*PROBLEM TO SOLVE*: Report every line from the material that contains the word "фланге".
# start of DATA FOR THIS EXERCISE
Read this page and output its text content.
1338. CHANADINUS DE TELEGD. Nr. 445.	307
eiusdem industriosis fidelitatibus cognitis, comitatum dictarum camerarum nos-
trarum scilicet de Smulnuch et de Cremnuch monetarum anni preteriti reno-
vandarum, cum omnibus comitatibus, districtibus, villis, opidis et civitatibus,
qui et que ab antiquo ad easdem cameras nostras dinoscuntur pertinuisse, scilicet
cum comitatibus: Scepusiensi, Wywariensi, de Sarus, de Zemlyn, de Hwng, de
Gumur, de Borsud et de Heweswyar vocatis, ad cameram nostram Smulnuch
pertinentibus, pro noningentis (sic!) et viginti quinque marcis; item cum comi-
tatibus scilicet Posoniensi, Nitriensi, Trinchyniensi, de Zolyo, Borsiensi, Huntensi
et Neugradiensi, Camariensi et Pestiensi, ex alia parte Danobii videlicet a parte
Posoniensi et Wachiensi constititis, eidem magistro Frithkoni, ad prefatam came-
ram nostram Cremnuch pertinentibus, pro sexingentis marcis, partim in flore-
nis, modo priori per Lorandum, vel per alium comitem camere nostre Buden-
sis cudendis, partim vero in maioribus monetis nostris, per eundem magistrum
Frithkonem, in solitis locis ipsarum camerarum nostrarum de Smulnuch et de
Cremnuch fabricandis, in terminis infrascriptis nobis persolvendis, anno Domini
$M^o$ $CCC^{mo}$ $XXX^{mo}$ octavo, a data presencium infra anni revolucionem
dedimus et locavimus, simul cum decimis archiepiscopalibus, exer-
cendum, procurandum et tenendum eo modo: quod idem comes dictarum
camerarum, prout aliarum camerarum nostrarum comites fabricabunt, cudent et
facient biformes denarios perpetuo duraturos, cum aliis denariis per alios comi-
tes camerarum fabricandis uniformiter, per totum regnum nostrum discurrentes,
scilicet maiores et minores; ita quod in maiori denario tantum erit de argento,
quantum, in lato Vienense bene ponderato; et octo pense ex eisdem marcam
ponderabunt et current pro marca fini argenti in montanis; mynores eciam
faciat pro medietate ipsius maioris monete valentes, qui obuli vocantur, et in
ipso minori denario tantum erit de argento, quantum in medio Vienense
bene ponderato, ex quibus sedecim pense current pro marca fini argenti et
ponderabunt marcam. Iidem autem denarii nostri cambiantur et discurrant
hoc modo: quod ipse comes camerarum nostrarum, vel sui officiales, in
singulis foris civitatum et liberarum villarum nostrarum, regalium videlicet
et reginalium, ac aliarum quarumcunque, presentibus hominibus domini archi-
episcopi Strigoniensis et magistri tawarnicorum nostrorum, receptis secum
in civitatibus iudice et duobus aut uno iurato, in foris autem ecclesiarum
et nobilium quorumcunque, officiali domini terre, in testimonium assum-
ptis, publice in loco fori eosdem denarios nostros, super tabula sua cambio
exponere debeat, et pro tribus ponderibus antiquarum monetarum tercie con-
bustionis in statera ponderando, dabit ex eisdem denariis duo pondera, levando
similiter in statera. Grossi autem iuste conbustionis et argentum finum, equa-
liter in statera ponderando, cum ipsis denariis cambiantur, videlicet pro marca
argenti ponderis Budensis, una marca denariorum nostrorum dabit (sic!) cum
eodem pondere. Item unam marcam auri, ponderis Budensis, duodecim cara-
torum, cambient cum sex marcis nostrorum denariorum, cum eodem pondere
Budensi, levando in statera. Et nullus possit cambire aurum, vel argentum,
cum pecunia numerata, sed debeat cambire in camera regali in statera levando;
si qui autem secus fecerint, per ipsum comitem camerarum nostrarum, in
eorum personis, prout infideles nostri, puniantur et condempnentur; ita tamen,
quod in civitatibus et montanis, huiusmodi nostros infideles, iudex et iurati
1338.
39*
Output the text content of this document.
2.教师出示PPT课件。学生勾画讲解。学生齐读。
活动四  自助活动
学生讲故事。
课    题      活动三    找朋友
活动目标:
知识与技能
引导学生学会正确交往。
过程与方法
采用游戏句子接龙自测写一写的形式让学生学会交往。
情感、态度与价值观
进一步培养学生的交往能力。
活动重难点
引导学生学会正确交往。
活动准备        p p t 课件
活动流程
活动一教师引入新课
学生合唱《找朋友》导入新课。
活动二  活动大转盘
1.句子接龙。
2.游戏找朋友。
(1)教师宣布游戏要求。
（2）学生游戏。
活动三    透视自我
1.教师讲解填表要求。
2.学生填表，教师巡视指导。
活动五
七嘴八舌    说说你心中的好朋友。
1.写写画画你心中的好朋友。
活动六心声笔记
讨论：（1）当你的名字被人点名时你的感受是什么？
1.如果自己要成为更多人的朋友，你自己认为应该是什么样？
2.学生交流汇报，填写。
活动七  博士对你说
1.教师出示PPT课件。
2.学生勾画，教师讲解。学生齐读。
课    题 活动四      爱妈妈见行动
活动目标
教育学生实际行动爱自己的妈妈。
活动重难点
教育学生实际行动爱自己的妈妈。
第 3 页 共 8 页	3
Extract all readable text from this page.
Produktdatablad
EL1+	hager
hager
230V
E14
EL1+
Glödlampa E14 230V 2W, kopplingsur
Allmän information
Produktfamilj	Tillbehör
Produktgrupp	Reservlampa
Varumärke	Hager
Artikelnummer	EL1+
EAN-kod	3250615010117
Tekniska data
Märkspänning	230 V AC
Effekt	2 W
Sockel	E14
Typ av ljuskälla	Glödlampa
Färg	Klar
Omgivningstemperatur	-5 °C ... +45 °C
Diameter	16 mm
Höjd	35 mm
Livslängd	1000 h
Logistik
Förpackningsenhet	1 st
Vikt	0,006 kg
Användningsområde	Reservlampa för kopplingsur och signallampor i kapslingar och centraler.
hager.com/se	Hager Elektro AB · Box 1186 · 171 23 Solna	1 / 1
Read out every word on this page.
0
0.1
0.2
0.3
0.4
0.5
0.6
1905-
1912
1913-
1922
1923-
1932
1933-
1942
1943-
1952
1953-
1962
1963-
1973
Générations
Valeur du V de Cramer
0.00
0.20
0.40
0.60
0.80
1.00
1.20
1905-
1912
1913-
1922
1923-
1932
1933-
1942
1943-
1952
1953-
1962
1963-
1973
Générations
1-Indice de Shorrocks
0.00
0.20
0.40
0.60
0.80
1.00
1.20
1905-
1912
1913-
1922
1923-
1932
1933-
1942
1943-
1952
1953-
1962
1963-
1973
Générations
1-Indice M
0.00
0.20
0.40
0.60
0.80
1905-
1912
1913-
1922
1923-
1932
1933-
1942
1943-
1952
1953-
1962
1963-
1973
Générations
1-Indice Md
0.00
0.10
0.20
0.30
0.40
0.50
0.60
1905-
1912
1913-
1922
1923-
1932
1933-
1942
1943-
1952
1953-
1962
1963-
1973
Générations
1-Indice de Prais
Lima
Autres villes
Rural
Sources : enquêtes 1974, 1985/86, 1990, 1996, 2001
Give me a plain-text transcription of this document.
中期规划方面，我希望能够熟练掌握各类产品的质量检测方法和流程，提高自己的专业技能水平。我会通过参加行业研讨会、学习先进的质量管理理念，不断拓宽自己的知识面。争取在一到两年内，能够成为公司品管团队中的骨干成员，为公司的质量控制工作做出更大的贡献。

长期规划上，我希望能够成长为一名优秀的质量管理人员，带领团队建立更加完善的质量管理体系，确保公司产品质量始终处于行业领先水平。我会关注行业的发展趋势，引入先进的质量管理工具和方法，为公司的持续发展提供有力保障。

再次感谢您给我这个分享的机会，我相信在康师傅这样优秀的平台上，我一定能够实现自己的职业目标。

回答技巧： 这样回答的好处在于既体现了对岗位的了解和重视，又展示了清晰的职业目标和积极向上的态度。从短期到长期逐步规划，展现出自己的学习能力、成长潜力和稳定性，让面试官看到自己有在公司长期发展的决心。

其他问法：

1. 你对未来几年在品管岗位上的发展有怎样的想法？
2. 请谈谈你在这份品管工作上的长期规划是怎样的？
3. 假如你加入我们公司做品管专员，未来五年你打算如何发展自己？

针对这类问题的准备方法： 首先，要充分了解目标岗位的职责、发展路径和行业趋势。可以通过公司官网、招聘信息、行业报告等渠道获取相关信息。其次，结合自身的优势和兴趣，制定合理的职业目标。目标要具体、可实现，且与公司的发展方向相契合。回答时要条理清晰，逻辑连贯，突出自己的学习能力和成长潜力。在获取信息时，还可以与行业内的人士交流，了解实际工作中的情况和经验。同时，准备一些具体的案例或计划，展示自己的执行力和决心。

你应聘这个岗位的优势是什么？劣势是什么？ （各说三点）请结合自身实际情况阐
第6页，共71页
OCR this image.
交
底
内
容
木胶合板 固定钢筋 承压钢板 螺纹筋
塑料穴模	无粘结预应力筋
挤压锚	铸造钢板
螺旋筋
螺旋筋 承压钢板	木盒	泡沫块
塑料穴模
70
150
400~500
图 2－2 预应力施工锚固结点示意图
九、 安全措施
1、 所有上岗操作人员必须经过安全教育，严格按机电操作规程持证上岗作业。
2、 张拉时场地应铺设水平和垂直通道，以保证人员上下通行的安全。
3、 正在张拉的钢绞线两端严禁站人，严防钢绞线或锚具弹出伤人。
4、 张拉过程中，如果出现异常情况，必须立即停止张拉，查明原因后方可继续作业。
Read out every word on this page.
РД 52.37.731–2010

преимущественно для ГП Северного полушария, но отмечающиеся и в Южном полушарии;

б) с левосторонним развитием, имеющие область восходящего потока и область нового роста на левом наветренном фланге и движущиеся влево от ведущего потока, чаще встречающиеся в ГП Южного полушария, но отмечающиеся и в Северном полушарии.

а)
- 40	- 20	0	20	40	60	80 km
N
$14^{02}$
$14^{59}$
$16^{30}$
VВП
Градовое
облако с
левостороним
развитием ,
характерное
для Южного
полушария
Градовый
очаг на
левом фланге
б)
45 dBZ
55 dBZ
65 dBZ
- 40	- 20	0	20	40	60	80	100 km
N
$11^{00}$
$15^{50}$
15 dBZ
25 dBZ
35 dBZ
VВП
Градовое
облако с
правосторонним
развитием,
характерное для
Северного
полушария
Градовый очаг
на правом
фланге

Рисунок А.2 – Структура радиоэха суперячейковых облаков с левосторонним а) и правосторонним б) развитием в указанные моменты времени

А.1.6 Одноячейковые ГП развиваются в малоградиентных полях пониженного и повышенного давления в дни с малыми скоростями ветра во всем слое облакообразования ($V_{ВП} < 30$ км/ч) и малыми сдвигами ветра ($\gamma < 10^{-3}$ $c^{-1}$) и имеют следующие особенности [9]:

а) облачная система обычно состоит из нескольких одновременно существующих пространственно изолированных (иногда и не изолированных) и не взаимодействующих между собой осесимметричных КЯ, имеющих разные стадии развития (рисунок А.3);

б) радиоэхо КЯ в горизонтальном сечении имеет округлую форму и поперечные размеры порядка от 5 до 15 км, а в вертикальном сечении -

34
# end of DATA FOR THIS EXERCISE
*ANSWER IN FULL*:
б) с левосторонним развитием, имеющие область восходящего потока и область нового роста на левом наветренном фланге и движущиеся влево от ведущего потока, чаще встречающиеся в ГП Южного полушария, но отмечающиеся и в Северном полушарии.
левом фланге
фланге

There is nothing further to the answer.